> Your task: Report every line from the material that contains the word "Schiffbek".

> Entries provided:
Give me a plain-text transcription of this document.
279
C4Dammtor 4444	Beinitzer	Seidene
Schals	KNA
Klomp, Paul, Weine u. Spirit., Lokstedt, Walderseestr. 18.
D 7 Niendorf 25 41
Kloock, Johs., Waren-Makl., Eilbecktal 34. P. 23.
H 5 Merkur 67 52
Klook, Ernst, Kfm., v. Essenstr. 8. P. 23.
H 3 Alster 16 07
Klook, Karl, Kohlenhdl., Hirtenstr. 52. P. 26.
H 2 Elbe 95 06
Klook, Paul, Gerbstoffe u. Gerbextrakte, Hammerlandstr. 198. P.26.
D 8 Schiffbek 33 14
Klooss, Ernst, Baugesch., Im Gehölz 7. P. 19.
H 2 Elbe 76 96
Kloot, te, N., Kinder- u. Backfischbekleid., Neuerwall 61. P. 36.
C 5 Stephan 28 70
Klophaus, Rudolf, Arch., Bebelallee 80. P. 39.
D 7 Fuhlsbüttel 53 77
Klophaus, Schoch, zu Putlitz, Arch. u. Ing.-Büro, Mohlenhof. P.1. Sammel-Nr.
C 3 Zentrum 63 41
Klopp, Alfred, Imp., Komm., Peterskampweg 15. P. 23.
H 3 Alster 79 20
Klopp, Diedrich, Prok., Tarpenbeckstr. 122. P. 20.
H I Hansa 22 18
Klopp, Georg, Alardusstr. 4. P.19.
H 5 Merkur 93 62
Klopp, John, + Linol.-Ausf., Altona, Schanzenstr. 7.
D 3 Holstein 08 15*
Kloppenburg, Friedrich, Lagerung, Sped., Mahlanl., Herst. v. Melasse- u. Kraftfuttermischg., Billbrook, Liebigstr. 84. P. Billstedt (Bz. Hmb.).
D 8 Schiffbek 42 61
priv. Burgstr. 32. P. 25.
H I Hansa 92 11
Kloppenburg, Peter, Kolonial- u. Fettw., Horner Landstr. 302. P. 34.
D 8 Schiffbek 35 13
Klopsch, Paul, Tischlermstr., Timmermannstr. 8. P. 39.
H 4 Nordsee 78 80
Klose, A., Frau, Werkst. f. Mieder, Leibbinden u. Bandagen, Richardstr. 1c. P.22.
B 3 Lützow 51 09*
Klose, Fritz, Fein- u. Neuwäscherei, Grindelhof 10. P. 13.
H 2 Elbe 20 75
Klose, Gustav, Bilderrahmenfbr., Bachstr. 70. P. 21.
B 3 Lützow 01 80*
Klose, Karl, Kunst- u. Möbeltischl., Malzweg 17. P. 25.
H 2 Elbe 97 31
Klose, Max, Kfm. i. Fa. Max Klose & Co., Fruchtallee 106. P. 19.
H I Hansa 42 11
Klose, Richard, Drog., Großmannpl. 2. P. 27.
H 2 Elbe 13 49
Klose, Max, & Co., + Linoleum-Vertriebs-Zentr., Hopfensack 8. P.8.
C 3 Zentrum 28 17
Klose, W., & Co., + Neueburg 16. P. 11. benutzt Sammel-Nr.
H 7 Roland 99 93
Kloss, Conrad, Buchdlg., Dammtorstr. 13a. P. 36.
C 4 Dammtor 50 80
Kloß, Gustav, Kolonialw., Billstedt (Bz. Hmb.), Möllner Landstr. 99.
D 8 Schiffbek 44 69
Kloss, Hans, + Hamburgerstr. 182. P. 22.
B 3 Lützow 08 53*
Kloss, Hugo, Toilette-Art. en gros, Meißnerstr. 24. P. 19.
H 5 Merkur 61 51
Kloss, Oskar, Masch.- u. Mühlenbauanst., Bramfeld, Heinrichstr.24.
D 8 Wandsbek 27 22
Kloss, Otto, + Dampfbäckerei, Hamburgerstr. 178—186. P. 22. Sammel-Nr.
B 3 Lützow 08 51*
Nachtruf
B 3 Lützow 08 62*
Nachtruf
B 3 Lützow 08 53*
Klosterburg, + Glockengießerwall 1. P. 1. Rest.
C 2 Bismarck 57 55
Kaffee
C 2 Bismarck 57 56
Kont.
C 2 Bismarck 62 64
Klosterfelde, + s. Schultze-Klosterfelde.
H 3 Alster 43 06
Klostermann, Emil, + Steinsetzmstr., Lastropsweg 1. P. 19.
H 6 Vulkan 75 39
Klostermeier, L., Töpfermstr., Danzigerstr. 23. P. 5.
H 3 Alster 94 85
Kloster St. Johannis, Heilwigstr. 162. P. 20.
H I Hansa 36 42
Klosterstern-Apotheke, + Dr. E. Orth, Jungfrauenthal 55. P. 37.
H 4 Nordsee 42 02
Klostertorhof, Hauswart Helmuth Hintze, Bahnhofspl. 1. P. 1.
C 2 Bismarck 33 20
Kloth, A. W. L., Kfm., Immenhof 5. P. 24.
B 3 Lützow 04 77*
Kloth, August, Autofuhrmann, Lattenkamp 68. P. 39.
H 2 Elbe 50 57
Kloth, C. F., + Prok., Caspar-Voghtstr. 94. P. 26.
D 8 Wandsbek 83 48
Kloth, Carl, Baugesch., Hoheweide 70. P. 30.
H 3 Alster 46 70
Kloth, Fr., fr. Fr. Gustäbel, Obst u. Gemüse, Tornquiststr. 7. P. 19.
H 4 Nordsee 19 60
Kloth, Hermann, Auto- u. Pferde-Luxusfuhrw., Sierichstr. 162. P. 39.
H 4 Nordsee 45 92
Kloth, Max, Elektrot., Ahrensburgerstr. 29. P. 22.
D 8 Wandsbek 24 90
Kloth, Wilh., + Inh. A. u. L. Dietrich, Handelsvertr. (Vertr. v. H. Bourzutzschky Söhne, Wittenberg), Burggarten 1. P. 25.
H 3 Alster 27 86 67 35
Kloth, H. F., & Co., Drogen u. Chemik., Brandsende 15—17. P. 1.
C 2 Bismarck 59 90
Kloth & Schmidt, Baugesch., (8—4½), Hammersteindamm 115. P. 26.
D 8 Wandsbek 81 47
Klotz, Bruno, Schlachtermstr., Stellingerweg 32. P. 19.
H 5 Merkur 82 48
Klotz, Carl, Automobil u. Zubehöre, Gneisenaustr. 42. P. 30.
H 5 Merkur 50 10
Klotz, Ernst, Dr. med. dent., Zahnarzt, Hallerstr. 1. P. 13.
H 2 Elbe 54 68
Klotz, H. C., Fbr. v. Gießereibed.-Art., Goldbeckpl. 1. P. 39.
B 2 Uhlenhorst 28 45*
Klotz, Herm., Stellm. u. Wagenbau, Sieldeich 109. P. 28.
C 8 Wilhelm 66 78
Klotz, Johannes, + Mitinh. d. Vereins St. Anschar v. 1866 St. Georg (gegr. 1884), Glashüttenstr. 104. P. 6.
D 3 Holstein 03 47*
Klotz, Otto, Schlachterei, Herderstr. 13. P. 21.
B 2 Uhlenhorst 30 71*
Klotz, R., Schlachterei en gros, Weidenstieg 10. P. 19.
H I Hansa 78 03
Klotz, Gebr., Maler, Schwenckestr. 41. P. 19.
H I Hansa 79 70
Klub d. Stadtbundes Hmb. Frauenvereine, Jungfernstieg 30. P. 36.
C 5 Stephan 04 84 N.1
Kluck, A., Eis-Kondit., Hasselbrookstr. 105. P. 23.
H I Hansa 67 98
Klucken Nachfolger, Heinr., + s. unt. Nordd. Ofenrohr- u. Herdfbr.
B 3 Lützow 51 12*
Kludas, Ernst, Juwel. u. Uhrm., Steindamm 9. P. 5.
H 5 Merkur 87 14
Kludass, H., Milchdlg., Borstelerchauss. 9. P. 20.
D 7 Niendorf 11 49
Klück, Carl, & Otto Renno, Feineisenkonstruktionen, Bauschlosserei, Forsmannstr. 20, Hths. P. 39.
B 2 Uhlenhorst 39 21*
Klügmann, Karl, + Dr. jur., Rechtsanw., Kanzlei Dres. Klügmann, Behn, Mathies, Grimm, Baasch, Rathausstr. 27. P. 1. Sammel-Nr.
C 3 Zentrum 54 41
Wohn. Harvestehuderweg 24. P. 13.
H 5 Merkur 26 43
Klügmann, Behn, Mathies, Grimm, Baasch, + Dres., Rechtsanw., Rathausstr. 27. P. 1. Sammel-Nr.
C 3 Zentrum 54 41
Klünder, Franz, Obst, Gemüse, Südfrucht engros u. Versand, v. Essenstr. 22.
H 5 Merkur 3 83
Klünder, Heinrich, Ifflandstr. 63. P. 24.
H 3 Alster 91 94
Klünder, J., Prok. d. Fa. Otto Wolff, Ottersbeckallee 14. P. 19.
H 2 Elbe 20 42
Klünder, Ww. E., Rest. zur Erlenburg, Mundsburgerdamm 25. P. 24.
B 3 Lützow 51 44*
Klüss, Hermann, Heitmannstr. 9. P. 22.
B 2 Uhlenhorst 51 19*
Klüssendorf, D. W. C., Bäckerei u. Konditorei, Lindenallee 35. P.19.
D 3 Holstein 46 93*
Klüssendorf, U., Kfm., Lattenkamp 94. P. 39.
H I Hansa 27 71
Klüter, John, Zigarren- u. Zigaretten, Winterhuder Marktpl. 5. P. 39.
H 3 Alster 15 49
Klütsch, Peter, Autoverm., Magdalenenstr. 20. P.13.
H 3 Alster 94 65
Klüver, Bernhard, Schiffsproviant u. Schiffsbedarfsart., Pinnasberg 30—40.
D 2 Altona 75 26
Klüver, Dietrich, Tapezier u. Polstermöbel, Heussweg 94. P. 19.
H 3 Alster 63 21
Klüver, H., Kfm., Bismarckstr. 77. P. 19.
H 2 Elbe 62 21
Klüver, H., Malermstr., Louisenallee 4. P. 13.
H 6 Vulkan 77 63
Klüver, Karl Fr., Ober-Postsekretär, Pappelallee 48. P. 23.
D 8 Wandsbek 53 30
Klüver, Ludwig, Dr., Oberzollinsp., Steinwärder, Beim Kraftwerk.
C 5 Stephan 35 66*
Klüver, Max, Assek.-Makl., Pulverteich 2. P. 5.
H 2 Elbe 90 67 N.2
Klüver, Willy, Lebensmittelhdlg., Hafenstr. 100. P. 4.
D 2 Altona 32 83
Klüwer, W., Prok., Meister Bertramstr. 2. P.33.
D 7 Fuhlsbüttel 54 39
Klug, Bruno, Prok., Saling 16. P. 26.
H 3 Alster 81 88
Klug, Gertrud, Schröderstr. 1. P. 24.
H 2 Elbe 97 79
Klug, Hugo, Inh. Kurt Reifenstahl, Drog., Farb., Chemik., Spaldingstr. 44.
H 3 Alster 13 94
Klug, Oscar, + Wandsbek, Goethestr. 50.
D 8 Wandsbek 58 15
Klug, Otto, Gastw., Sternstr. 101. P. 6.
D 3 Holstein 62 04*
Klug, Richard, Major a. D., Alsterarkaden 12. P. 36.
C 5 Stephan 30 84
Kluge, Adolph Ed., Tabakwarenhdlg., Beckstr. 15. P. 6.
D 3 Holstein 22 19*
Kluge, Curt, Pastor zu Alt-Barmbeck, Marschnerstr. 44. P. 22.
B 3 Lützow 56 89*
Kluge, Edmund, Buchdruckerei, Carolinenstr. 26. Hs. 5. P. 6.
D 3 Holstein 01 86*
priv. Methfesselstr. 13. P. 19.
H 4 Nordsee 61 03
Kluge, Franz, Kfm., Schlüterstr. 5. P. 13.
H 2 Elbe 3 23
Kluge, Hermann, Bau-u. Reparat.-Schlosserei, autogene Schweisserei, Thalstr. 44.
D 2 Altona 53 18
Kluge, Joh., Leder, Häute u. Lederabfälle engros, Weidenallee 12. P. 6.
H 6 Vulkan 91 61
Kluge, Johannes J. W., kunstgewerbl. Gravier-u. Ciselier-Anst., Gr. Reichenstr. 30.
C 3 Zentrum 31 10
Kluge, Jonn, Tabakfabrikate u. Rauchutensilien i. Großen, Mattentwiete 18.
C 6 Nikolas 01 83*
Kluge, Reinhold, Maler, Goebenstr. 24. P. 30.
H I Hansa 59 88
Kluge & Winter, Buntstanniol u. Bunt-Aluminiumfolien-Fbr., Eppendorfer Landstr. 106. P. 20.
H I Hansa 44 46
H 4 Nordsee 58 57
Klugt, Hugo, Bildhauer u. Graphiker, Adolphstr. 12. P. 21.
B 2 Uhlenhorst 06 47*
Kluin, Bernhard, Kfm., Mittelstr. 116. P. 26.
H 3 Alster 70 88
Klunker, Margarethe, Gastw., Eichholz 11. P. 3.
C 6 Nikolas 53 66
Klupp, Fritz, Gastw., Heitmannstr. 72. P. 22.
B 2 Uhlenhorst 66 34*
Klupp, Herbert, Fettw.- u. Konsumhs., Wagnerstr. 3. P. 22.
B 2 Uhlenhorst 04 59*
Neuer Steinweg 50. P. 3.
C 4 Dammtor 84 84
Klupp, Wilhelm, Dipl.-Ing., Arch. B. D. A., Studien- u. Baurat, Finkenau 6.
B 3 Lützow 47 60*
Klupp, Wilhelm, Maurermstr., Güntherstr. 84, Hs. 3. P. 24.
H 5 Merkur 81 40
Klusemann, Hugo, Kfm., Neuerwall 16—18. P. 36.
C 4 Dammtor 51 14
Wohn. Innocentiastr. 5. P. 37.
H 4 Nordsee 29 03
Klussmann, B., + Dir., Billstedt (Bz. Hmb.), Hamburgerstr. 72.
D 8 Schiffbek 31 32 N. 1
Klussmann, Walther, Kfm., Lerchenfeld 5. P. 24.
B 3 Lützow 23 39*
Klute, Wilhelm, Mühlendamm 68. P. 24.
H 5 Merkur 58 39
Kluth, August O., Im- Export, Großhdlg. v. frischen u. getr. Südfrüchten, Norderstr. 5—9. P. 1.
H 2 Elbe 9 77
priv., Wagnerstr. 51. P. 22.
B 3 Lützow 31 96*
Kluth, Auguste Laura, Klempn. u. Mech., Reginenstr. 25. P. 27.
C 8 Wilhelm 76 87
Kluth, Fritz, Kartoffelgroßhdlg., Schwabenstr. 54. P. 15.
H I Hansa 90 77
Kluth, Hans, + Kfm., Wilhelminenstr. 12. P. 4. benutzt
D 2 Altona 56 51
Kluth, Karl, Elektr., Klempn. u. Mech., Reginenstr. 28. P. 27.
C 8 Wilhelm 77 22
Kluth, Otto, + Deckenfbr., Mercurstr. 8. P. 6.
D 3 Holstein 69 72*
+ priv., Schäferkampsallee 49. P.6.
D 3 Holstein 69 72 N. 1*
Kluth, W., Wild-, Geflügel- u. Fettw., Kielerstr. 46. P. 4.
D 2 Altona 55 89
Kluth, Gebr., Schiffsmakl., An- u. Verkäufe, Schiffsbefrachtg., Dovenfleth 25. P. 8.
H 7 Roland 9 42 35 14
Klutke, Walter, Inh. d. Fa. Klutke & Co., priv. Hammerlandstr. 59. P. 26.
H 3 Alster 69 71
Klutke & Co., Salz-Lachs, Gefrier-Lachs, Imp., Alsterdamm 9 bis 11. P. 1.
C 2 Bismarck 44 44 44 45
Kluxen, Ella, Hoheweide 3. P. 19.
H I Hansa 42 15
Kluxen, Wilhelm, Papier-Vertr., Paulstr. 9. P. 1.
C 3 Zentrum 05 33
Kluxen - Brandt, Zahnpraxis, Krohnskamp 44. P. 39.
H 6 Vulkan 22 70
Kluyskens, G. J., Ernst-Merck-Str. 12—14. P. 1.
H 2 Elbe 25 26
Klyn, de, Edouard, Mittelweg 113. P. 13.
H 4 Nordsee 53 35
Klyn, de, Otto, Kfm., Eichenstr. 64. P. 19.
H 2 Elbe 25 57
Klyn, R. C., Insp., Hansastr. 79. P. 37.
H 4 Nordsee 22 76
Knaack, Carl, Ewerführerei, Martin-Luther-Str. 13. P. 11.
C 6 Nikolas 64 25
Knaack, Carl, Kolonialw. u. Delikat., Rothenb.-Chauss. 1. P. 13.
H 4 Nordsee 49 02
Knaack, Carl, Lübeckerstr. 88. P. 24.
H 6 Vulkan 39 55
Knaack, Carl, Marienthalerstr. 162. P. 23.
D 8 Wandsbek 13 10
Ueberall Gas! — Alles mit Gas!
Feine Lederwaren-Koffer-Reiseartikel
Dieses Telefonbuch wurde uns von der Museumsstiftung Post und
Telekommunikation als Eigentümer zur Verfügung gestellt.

> Answer for this exercise:
D 8 Schiffbek 33 14
D 8 Schiffbek 42 61
D 8 Schiffbek 35 13
D 8 Schiffbek 44 69
D 8 Schiffbek 31 32 N. 1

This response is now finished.